§ Liste des activités
(1) Selon le texte sur le procès d'Hissène Habré, dans quelle ville s'ouvre le procès en appel ?
(2) Citez mot pour mot le passage du texte sur le procès d'Hissène Habré qui va de « Le procès en » jusqu'à « sera plus possible. ».

Le procès en appel de l’ancien chef d’Etat tchadien, Hissène Habré, démarre aujourd’hui à Dakar. Condamné à la prison à vie il y a sept (7) mois pour crimes de guerre, crimes contre l’humanité, tortures et viols, ce procès est le dernier après lequel, aucun recours ne sera plus possible.

Les avocats commis d’office pour la défense d’Hissène Habré, soutiennent la thèse d’un argument «imparable» qui, selon eux, doit entraîner l’annulation de la condamnation à perpétuité. L’un des quatre juges, le Sénégalais Amady Diouf, n’ «avait pas les dix ans d’ancienneté exigés et n’était donc pas en mesure de juger l’ex-président».

Un argument «malhonnête», si on se réfère aux avocats des victimes, car «il aurait dû être soulevé bien avant».

§ Entrées fournies

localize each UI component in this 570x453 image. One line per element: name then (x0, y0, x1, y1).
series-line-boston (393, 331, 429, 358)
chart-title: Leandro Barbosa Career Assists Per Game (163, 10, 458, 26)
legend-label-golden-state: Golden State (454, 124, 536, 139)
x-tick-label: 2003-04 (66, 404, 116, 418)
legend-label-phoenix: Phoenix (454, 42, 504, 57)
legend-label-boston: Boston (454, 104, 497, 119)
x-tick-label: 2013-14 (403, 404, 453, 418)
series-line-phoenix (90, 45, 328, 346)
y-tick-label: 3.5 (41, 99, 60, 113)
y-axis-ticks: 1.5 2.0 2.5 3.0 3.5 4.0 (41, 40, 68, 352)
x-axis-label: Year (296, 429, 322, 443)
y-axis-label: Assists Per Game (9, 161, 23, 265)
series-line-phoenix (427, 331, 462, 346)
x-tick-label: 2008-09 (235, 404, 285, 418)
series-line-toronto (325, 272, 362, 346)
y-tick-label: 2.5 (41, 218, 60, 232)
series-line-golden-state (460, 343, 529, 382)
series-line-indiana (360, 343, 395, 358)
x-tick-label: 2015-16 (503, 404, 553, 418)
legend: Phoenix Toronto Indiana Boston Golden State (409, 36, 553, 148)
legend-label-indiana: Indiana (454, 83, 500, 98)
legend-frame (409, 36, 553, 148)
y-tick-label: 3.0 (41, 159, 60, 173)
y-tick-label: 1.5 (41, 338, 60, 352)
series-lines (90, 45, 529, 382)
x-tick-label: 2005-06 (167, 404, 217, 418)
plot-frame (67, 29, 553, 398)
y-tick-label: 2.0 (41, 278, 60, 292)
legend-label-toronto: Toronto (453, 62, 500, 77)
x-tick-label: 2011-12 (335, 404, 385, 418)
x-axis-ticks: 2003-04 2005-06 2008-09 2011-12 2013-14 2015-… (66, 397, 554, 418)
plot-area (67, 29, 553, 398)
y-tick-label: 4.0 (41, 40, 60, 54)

§ Réponses écrites
(1) À Dakar.

(2)
Le procès en appel de l’ancien chef d’Etat tchadien, Hissène Habré, démarre aujourd’hui à Dakar. Condamné à la prison à vie il y a sept (7) mois pour crimes de guerre, crimes contre l’humanité, tortures et viols, ce procès est le dernier après lequel, aucun recours ne sera plus possible.